▸ **EXERCISE OBJECTIVE**:
Retype the whole listing below, character for character.

▸ **TASK INPUTS**:
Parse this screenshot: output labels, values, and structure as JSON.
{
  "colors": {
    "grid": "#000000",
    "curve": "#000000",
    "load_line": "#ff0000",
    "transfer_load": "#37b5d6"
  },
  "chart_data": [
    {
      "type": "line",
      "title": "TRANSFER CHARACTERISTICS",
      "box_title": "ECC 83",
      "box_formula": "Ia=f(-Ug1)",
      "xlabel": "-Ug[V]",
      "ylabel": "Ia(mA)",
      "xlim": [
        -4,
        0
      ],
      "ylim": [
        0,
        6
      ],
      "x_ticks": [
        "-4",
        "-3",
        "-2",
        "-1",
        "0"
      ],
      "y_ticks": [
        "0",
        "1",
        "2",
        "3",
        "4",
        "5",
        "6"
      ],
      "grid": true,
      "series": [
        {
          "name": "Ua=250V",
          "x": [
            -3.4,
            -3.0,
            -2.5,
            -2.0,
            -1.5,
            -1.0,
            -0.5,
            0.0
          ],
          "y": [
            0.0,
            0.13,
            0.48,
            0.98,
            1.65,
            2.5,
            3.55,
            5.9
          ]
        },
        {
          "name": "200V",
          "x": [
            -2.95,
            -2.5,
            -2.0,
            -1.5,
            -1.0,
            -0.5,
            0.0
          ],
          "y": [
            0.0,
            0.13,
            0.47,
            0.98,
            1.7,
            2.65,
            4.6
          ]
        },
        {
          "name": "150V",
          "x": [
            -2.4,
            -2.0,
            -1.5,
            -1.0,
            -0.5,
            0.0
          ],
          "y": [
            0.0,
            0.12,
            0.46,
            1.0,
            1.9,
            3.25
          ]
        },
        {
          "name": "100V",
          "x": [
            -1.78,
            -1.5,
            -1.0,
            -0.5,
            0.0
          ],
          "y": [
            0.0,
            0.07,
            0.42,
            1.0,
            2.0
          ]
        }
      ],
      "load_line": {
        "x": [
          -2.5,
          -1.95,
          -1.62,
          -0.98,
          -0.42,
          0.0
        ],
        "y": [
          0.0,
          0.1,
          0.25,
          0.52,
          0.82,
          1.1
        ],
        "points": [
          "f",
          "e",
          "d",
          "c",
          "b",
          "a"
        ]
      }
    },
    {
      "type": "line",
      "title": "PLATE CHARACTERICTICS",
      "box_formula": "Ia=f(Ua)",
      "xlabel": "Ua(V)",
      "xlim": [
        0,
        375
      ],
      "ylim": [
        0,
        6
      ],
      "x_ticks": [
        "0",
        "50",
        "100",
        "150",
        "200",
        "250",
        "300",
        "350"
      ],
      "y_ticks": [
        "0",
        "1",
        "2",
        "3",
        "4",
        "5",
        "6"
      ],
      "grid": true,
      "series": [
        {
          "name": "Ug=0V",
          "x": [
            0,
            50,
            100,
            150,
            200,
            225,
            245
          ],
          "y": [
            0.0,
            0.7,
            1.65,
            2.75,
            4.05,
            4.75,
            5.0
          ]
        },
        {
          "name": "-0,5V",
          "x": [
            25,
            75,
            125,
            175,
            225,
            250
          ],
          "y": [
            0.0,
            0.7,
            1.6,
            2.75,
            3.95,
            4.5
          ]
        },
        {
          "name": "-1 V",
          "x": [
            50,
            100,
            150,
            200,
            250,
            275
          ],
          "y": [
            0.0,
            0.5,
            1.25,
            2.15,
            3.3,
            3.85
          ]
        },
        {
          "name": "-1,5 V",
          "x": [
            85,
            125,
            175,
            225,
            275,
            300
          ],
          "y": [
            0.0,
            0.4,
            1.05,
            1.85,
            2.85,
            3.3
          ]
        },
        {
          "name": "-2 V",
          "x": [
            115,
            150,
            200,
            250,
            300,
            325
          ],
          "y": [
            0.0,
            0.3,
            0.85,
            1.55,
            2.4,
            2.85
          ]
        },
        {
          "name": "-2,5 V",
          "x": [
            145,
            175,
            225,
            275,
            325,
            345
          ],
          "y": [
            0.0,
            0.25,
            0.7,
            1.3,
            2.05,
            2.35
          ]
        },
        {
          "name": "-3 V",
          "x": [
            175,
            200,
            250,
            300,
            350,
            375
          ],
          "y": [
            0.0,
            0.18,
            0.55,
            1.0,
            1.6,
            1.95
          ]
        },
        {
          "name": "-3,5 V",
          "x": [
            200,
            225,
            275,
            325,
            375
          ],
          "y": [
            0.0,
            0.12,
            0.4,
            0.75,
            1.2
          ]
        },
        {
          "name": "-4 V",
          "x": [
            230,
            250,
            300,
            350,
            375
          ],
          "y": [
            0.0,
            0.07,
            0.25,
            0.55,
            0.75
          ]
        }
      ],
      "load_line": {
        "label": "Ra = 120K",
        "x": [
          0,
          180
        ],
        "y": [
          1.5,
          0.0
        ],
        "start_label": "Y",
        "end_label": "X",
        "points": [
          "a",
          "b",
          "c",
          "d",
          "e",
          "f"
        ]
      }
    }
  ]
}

▸ **THE SOLUTION**:
Parse this screenshot: output labels, values, and structure as JSON.
{
  "colors": {
    "grid": "#000000",
    "curve": "#000000",
    "load_line": "#ff0000",
    "transfer_load": "#37b5d6"
  },
  "chart_data": [
    {
      "type": "line",
      "title": "TRANSFER CHARACTERISTICS",
      "box_title": "ECC 83",
      "box_formula": "Ia=f(-Ug1)",
      "xlabel": "-Ug[V]",
      "ylabel": "Ia(mA)",
      "xlim": [
        -4,
        0
      ],
      "ylim": [
        0,
        6
      ],
      "x_ticks": [
        "-4",
        "-3",
        "-2",
        "-1",
        "0"
      ],
      "y_ticks": [
        "0",
        "1",
        "2",
        "3",
        "4",
        "5",
        "6"
      ],
      "grid": true,
      "series": [
        {
          "name": "Ua=250V",
          "x": [
            -3.4,
            -3.0,
            -2.5,
            -2.0,
            -1.5,
            -1.0,
            -0.5,
            0.0
          ],
          "y": [
            0.0,
            0.13,
            0.48,
            0.98,
            1.65,
            2.5,
            3.55,
            5.9
          ]
        },
        {
          "name": "200V",
          "x": [
            -2.95,
            -2.5,
            -2.0,
            -1.5,
            -1.0,
            -0.5,
            0.0
          ],
          "y": [
            0.0,
            0.13,
            0.47,
            0.98,
            1.7,
            2.65,
            4.6
          ]
        },
        {
          "name": "150V",
          "x": [
            -2.4,
            -2.0,
            -1.5,
            -1.0,
            -0.5,
            0.0
          ],
          "y": [
            0.0,
            0.12,
            0.46,
            1.0,
            1.9,
            3.25
          ]
        },
        {
          "name": "100V",
          "x": [
            -1.78,
            -1.5,
            -1.0,
            -0.5,
            0.0
          ],
          "y": [
            0.0,
            0.07,
            0.42,
            1.0,
            2.0
          ]
        }
      ],
      "load_line": {
        "x": [
          -2.5,
          -1.95,
          -1.62,
          -0.98,
          -0.42,
          0.0
        ],
        "y": [
          0.0,
          0.1,
          0.25,
          0.52,
          0.82,
          1.1
        ],
        "points": [
          "f",
          "e",
          "d",
          "c",
          "b",
          "a"
        ]
      }
    },
    {
      "type": "line",
      "title": "PLATE CHARACTERICTICS",
      "box_formula": "Ia=f(Ua)",
      "xlabel": "Ua(V)",
      "xlim": [
        0,
        375
      ],
      "ylim": [
        0,
        6
      ],
      "x_ticks": [
        "0",
        "50",
        "100",
        "150",
        "200",
        "250",
        "300",
        "350"
      ],
      "y_ticks": [
        "0",
        "1",
        "2",
        "3",
        "4",
        "5",
        "6"
      ],
      "grid": true,
      "series": [
        {
          "name": "Ug=0V",
          "x": [
            0,
            50,
            100,
            150,
            200,
            225,
            245
          ],
          "y": [
            0.0,
            0.7,
            1.65,
            2.75,
            4.05,
            4.75,
            5.0
          ]
        },
        {
          "name": "-0,5V",
          "x": [
            25,
            75,
            125,
            175,
            225,
            250
          ],
          "y": [
            0.0,
            0.7,
            1.6,
            2.75,
            3.95,
            4.5
          ]
        },
        {
          "name": "-1 V",
          "x": [
            50,
            100,
            150,
            200,
            250,
            275
          ],
          "y": [
            0.0,
            0.5,
            1.25,
            2.15,
            3.3,
            3.85
          ]
        },
        {
          "name": "-1,5 V",
          "x": [
            85,
            125,
            175,
            225,
            275,
            300
          ],
          "y": [
            0.0,
            0.4,
            1.05,
            1.85,
            2.85,
            3.3
          ]
        },
        {
          "name": "-2 V",
          "x": [
            115,
            150,
            200,
            250,
            300,
            325
          ],
          "y": [
            0.0,
            0.3,
            0.85,
            1.55,
            2.4,
            2.85
          ]
        },
        {
          "name": "-2,5 V",
          "x": [
            145,
            175,
            225,
            275,
            325,
            345
          ],
          "y": [
            0.0,
            0.25,
            0.7,
            1.3,
            2.05,
            2.35
          ]
        },
        {
          "name": "-3 V",
          "x": [
            175,
            200,
            250,
            300,
            350,
            375
          ],
          "y": [
            0.0,
            0.18,
            0.55,
            1.0,
            1.6,
            1.95
          ]
        },
        {
          "name": "-3,5 V",
          "x": [
            200,
            225,
            275,
            325,
            375
          ],
          "y": [
            0.0,
            0.12,
            0.4,
            0.75,
            1.2
          ]
        },
        {
          "name": "-4 V",
          "x": [
            230,
            250,
            300,
            350,
            375
          ],
          "y": [
            0.0,
            0.07,
            0.25,
            0.55,
            0.75
          ]
        }
      ],
      "load_line": {
        "label": "Ra = 120K",
        "x": [
          0,
          180
        ],
        "y": [
          1.5,
          0.0
        ],
        "start_label": "Y",
        "end_label": "X",
        "points": [
          "a",
          "b",
          "c",
          "d",
          "e",
          "f"
        ]
      }
    }
  ]
}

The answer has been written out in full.